Extract to read.
▬▬▬▬▬▬▬▬▬▬
By the time the Shafias arrived in Canada in June 2007, the family of 10 had travelled more than halfway around the world and lived in five different countries. The older children were being educated in an English-speaking American school in Dubai. But university would be a more expensive proposition for Shafia's growing family, so they looked to Canada. Tooba had family in Montreal and they launched a two-year application process to move to Canada.
Again, Rona would be the sticking point with immigration officials. She spent several months back in Europe after the family left for Canada, staying with her sister in France and Tooba's brother in Germany, before getting a visa. Polygamous marriages are not acknowledged in Canada so they concocted the story that Rona was a relative who helped with domestic chores around the house.
In her diary, Rona describes the last 24 hours the family spent together in Dubai, on the verge of their new life in Canada. Mohammad had already arranged to ship the family's kitchen supplies, bedding, and other household goods to Montreal. This was a family used to being on the move.
▬▬▬▬▬▬▬▬▬▬
Records provided.
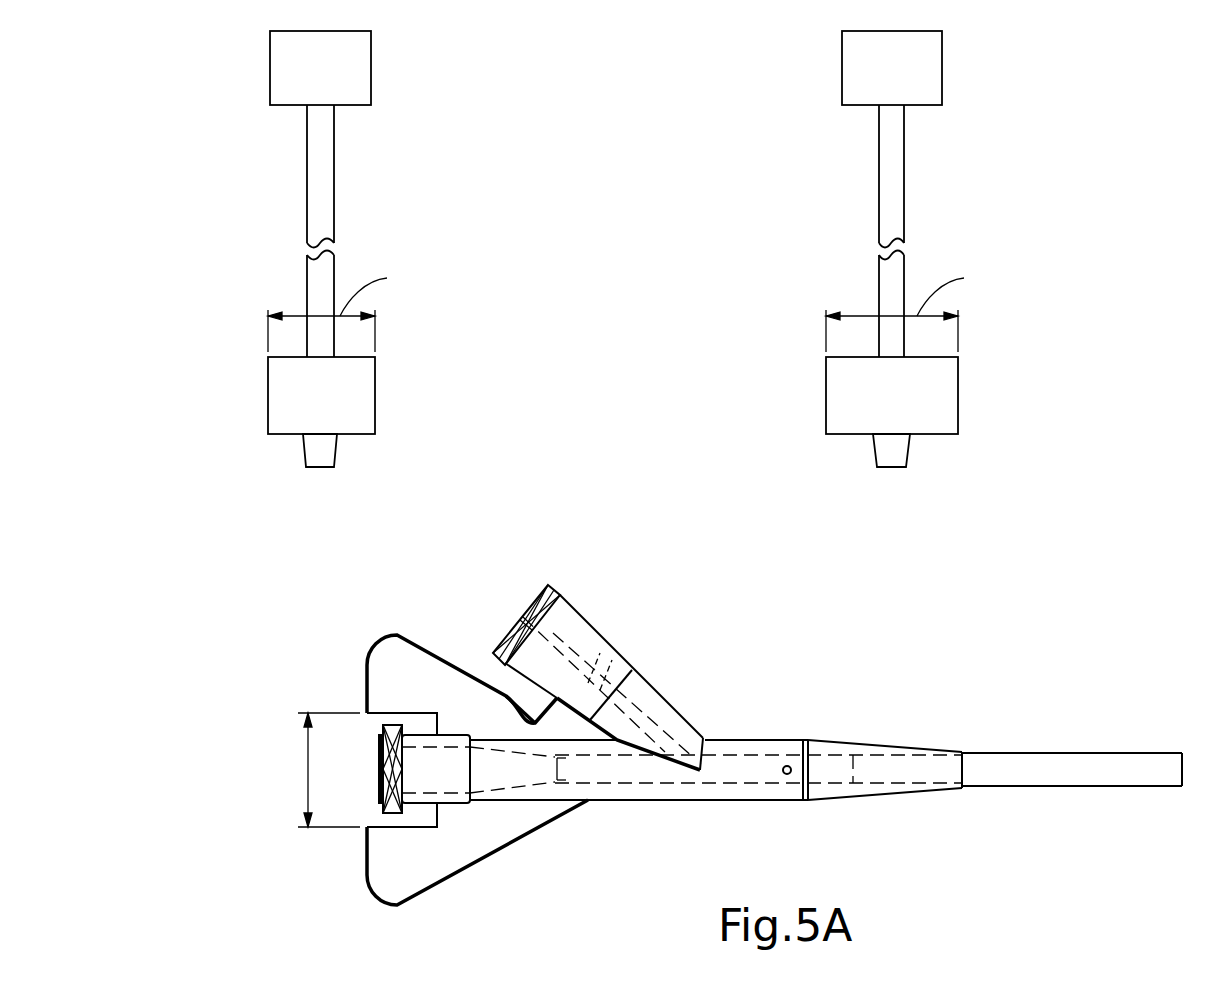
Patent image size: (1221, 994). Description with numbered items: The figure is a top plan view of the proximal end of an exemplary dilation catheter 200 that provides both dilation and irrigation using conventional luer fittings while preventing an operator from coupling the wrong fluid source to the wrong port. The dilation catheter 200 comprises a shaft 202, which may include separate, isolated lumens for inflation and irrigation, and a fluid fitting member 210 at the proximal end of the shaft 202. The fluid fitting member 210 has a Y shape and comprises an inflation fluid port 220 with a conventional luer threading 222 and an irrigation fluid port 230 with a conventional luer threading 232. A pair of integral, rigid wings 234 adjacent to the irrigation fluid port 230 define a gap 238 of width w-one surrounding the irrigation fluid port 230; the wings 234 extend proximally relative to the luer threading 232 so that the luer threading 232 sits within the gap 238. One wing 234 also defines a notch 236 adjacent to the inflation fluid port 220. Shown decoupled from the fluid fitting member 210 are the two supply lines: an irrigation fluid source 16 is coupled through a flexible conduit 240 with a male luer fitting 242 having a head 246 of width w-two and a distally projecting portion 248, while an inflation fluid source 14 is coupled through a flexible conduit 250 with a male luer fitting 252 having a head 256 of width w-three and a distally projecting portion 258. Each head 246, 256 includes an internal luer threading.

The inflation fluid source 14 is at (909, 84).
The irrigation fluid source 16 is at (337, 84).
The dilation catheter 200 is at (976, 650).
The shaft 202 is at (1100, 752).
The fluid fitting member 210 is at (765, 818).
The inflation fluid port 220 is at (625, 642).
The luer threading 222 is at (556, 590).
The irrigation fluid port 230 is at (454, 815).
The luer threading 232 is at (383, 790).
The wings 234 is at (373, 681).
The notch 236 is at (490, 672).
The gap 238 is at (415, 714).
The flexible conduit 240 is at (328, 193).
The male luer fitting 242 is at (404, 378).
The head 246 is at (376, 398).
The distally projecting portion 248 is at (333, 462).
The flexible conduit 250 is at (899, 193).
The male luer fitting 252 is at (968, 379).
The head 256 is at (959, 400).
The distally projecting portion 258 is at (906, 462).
▬▬▬▬▬▬▬▬▬▬
What to work on.
A. Could you print the passage about the Shafia family's move to Canada from "Again, Rona would" to "on the move."?
B. Can you carry on the passage about the Shafia family's move to Canada from the point where it stops?
The records stand apart from the passage about the Shafia family's move to Canada.

Responses to the exercise.
A.
Again, Rona would be the sticking point with immigration officials. She spent several months back in Europe after the family left for Canada, staying with her sister in France and Tooba's brother in Germany, before getting a visa. Polygamous marriages are not acknowledged in Canada so they concocted the story that Rona was a relative who helped with domestic chores around the house.
In her diary, Rona describes the last 24 hours the family spent together in Dubai, on the verge of their new life in Canada. Mohammad had already arranged to ship the family's kitchen supplies, bedding, and other household goods to Montreal. This was a family used to being on the move.

B.
"The night of our departure, I cleared out and cleaned the kitchen and no one slept," Rona writes. "Finally, after morning prayers, everyone got up at five in the morning and prepared to leave. We had some 10 pieces of luggage and departed to the airport in two taxis. My flight was at 8:30 and theirs was at 9:00." Rona flew seven-and-a-half hours to Paris; the nine Shafias travelled 16 hours to Canada with a stopover in London.
Later, in September, Mohammad and Rona reunited in Dubai. He arranged for Rona's three-month visa to Canada and they flew to Montreal on November 6, 2007.
Until she was left behind on this latest move, Mother Rona had never been away from the family; the separation from Sahar, her own daughter adopted within the family, would have been especially hard. And though the reunion in Canada was largely a happy one, Rona describes a frosty reception from Tooba, who soon informed Rona she should have stayed with her family in France and that her time in Canada probably wouldn't last long.
For years, Tooba had worked to wrest control of the family finances from Rona and supplant her in Mohammad's bed. The few months already spent in Canada, where Tooba was officially listed as Shafia's only wife, had cemented Tooba's matriarchal dominance in the household.
"She would make me so miserable and upset," Rona writes in her diary. "Sometimes she wouldn't speak to me, so I would go and speak with her because she had my passport. Tooba used to say, 'Your life is in my hands.'"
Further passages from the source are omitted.